***** DATA SHOWN *****
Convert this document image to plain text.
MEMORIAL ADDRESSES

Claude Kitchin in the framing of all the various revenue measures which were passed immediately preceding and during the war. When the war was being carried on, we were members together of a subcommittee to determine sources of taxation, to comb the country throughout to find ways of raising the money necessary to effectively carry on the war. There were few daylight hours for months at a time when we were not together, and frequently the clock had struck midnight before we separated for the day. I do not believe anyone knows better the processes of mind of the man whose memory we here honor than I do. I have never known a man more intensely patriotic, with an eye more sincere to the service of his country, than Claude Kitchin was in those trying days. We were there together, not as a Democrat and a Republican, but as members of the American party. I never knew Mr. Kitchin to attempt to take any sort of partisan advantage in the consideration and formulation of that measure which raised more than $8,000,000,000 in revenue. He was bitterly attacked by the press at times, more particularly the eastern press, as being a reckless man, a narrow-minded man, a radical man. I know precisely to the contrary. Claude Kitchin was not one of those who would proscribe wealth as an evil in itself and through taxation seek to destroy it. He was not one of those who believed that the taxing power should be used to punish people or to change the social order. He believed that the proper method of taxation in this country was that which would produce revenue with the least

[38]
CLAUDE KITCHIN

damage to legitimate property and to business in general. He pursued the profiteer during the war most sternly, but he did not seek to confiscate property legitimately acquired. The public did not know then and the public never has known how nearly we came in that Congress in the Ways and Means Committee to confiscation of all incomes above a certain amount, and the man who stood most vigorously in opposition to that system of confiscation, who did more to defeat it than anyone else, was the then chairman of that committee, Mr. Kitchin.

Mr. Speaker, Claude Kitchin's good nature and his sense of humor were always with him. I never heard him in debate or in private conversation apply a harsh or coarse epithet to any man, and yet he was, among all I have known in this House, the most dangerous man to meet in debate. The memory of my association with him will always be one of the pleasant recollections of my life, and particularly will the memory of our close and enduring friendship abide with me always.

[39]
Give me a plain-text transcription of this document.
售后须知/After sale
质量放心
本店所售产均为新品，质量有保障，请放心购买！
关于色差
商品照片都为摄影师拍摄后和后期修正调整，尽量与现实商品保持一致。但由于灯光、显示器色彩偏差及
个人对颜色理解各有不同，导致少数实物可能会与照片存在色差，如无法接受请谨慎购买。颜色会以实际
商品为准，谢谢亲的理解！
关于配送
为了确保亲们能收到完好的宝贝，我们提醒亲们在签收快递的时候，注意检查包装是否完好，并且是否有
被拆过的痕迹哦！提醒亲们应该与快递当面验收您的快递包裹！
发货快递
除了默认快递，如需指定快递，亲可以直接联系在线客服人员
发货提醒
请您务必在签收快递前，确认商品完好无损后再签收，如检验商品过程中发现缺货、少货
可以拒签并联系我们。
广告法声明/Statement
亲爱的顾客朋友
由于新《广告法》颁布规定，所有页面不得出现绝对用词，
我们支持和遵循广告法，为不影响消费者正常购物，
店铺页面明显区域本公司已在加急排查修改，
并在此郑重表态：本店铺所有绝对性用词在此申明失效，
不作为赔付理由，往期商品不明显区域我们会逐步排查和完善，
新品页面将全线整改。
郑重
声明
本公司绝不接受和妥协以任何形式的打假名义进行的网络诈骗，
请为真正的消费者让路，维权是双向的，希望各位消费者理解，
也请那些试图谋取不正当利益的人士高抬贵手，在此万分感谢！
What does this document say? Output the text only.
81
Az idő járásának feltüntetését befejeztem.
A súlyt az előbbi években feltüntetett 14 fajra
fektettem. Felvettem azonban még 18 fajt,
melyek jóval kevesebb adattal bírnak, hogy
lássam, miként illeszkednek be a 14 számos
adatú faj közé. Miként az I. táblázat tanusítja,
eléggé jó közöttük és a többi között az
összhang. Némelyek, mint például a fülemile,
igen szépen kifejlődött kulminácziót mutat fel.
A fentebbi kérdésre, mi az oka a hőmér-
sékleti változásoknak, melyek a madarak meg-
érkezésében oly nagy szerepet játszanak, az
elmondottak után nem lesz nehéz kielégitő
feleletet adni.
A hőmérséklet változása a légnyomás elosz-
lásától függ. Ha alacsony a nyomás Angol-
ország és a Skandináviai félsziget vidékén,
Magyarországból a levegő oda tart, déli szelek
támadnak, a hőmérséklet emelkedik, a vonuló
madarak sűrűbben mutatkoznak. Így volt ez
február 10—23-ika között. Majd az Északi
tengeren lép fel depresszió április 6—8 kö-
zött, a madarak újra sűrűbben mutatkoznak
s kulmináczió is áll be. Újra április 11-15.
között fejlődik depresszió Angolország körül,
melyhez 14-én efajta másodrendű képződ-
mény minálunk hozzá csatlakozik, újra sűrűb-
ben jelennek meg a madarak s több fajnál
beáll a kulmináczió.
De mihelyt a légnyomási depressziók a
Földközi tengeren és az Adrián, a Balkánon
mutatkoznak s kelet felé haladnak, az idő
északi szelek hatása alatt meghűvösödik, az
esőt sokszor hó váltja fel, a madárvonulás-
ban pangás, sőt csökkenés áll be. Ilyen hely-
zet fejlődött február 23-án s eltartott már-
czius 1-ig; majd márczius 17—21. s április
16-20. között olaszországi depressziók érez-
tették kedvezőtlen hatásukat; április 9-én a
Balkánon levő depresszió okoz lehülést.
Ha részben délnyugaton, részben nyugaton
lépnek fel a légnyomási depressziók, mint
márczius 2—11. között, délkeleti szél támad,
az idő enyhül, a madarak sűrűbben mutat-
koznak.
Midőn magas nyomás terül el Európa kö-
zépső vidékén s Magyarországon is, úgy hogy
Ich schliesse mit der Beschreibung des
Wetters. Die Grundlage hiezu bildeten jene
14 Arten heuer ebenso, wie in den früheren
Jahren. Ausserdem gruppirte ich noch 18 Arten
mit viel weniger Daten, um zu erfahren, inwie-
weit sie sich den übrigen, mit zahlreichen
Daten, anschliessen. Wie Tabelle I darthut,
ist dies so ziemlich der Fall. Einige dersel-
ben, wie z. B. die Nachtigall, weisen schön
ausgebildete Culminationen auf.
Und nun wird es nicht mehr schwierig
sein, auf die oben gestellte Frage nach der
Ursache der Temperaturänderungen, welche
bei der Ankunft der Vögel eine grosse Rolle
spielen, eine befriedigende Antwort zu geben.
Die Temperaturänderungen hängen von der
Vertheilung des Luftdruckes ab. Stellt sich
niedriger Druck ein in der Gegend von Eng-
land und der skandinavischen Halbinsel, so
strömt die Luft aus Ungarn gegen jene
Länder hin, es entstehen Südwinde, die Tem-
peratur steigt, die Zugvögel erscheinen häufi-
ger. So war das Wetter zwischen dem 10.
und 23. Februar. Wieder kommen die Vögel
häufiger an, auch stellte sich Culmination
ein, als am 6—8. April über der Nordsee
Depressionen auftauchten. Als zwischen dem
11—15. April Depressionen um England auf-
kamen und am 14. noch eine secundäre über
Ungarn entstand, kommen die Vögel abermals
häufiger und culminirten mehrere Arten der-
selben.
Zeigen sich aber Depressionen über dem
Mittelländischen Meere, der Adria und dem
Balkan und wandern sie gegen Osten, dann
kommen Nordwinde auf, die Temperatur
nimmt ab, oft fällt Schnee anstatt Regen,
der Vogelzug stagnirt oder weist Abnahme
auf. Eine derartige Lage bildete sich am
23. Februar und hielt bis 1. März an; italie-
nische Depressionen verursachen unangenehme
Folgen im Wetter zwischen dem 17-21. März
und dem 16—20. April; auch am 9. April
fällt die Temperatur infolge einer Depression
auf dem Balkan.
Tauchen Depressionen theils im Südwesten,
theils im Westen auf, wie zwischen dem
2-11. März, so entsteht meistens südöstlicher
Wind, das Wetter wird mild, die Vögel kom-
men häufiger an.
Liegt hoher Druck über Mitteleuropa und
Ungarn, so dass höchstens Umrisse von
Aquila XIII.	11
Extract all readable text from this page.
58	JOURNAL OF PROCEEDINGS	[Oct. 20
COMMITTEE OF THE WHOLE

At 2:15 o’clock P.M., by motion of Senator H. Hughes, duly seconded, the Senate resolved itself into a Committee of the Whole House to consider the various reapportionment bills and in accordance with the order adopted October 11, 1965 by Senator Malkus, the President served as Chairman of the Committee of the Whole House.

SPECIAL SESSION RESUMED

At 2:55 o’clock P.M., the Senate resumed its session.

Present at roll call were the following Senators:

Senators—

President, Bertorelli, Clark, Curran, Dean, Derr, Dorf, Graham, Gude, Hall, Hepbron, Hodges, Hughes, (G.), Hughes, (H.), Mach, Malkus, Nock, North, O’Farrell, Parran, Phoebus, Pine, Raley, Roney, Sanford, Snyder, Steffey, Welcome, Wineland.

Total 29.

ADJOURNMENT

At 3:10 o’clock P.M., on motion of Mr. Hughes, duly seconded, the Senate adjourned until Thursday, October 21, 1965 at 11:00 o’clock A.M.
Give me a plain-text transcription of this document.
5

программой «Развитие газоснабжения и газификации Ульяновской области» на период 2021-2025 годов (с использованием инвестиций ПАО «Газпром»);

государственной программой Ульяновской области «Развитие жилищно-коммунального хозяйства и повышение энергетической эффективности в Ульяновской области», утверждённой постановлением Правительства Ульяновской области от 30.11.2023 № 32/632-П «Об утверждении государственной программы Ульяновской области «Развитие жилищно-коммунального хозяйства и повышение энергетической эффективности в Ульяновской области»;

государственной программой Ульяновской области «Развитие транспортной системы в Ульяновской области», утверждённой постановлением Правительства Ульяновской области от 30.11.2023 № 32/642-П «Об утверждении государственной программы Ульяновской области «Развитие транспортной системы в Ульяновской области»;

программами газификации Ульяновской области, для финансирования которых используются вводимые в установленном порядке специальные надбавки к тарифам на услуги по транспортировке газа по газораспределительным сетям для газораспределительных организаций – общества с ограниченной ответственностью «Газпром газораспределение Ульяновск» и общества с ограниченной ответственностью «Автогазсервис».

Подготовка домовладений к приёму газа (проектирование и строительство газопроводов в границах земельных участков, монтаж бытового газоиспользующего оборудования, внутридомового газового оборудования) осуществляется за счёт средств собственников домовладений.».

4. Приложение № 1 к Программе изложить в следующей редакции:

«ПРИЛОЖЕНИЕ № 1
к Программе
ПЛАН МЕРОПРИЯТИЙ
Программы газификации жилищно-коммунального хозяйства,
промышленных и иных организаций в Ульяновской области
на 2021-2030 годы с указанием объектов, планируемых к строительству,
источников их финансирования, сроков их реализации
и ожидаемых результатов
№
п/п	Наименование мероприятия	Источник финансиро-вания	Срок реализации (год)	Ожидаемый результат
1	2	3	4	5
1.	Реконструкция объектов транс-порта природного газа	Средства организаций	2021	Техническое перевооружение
*****
(YOUR INSTRUCTIONS) Answer with one number: how many lines of the entries above include the word "государственной".

(EXPECTED ANSWER) 2